== Short exercise ==
Check every line below for the word "absolutely" and copy each one that has it.
Start Data provided
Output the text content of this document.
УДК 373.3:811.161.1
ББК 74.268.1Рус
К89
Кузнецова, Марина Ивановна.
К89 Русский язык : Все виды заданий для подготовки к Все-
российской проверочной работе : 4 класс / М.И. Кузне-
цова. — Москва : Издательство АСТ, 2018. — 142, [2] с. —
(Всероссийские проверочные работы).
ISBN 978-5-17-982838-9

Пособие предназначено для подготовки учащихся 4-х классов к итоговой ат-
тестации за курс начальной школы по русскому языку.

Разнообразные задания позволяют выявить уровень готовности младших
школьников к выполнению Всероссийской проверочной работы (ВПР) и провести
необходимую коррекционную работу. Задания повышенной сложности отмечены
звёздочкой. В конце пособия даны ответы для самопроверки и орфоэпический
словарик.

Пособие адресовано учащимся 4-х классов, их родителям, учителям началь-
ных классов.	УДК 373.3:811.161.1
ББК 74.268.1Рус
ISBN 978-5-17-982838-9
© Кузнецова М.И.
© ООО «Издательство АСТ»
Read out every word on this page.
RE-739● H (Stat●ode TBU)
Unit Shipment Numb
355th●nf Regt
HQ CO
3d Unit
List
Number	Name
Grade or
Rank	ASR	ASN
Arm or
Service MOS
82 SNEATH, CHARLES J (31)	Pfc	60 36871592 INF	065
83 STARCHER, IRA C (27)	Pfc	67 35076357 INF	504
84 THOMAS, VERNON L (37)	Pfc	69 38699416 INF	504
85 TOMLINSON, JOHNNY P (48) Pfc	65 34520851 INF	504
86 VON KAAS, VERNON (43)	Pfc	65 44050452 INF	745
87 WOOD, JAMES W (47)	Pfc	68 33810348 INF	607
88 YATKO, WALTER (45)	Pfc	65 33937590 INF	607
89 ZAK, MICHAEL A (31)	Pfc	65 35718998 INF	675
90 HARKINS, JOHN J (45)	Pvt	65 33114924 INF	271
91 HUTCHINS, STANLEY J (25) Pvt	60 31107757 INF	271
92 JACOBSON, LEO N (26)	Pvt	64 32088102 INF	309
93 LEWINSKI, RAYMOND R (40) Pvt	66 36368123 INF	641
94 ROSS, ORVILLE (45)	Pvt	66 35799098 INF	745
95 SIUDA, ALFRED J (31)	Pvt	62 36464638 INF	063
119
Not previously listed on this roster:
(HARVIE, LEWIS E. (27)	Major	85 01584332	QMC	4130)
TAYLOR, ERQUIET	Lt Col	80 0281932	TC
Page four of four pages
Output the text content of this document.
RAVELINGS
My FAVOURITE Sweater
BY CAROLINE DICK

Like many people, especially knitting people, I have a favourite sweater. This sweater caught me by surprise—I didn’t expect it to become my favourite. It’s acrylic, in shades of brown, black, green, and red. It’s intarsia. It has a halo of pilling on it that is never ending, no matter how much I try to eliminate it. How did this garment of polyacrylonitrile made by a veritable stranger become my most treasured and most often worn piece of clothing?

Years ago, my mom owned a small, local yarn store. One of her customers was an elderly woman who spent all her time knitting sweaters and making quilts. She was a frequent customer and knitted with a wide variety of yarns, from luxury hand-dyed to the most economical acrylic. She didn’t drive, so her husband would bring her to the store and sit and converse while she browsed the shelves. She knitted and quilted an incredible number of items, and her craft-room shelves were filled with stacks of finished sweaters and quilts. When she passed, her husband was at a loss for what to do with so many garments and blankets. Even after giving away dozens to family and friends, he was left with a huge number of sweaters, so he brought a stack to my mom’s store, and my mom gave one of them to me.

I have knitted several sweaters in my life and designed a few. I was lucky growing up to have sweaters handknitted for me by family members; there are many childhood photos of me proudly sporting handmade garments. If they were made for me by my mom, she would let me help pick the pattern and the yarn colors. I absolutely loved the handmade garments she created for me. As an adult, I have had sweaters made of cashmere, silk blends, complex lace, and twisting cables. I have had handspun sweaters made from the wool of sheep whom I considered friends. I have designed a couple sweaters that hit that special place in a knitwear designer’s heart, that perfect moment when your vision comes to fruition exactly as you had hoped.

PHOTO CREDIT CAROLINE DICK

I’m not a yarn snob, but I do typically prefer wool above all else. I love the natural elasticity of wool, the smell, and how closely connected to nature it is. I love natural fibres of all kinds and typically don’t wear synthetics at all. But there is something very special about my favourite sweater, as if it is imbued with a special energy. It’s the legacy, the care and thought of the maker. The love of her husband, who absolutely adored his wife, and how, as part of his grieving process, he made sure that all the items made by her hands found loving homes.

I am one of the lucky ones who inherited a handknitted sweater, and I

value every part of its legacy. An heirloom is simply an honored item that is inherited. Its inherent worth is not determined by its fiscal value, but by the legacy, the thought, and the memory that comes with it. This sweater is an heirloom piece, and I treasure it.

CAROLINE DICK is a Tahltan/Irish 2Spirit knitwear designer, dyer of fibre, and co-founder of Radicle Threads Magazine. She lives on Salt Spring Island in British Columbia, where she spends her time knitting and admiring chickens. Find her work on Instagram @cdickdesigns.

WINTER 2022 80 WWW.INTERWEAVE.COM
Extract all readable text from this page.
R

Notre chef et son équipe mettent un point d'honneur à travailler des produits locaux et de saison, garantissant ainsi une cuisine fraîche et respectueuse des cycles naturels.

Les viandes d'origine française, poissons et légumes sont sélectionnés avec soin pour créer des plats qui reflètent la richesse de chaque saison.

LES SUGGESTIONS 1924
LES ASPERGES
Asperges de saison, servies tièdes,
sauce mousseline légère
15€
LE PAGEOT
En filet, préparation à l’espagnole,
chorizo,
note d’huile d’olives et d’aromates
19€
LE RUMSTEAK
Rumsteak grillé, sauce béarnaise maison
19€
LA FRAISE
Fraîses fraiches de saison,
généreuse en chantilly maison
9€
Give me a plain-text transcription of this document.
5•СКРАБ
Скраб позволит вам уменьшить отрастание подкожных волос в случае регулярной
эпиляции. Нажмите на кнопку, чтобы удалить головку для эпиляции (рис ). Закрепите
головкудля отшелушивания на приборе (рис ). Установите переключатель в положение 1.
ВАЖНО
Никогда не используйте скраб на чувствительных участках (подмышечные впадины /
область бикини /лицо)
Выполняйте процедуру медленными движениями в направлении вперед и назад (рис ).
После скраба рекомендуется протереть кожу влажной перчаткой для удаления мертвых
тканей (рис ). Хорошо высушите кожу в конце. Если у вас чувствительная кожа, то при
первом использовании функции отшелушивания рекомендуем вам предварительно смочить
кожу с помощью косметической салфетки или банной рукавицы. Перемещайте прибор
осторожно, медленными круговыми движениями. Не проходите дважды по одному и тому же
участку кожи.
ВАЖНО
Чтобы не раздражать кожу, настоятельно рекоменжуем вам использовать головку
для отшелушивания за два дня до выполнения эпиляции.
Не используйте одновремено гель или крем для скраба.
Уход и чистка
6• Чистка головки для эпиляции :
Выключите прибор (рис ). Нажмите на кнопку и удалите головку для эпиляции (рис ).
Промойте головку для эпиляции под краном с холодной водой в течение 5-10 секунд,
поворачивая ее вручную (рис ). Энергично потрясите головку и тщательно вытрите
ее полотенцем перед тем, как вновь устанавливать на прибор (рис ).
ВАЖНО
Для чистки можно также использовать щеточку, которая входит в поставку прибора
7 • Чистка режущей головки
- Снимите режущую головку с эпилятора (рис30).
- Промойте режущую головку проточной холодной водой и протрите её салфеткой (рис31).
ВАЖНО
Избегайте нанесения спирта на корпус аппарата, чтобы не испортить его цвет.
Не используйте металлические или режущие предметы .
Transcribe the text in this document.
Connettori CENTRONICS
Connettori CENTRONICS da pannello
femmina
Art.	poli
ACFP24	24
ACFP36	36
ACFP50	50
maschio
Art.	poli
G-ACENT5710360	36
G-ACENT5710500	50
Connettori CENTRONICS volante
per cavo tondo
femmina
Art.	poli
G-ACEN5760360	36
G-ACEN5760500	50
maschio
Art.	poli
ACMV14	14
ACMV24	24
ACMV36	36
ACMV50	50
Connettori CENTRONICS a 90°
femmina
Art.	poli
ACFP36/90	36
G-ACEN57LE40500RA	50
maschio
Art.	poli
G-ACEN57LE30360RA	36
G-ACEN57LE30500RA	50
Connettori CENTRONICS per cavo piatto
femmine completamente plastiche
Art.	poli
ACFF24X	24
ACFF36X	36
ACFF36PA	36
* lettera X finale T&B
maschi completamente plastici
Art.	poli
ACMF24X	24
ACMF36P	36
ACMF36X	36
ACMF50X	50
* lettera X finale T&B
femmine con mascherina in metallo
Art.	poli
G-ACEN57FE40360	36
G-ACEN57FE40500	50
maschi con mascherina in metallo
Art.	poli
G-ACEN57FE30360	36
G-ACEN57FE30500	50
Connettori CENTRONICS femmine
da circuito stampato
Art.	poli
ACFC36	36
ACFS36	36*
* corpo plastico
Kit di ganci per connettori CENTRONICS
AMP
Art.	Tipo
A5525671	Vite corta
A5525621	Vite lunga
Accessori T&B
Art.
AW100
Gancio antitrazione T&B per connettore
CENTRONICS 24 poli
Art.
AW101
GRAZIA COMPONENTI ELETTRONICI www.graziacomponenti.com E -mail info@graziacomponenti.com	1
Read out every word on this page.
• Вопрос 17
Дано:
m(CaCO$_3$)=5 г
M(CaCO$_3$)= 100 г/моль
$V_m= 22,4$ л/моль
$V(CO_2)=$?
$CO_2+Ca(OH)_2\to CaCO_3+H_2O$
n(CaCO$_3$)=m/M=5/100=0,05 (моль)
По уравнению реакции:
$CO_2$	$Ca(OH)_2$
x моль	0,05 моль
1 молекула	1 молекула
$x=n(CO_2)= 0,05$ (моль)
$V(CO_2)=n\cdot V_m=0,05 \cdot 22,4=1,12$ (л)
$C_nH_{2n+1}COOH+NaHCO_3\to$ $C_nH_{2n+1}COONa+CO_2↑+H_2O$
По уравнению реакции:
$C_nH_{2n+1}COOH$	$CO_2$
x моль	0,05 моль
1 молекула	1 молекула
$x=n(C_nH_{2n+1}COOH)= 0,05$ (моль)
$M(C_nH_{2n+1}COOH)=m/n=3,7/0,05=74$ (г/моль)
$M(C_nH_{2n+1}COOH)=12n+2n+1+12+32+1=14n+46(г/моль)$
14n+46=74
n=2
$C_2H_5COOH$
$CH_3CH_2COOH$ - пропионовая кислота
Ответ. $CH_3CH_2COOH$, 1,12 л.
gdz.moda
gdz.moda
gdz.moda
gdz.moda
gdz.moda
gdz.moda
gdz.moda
End Data provided
== Complete response ==
I have knitted several sweaters in my life and designed a few. I was lucky growing up to have sweaters handknitted for me by family members; there are many childhood photos of me proudly sporting handmade garments. If they were made for me by my mom, she would let me help pick the pattern and the yarn colors. I absolutely loved the handmade garments she created for me. As an adult, I have had sweaters made of cashmere, silk blends, complex lace, and twisting cables. I have had handspun sweaters made from the wool of sheep whom I considered friends. I have designed a couple sweaters that hit that special place in a knitwear designer’s heart, that perfect moment when your vision comes to fruition exactly as you had hoped.
I’m not a yarn snob, but I do typically prefer wool above all else. I love the natural elasticity of wool, the smell, and how closely connected to nature it is. I love natural fibres of all kinds and typically don’t wear synthetics at all. But there is something very special about my favourite sweater, as if it is imbued with a special energy. It’s the legacy, the care and thought of the maker. The love of her husband, who absolutely adored his wife, and how, as part of his grieving process, he made sure that all the items made by her hands found loving homes.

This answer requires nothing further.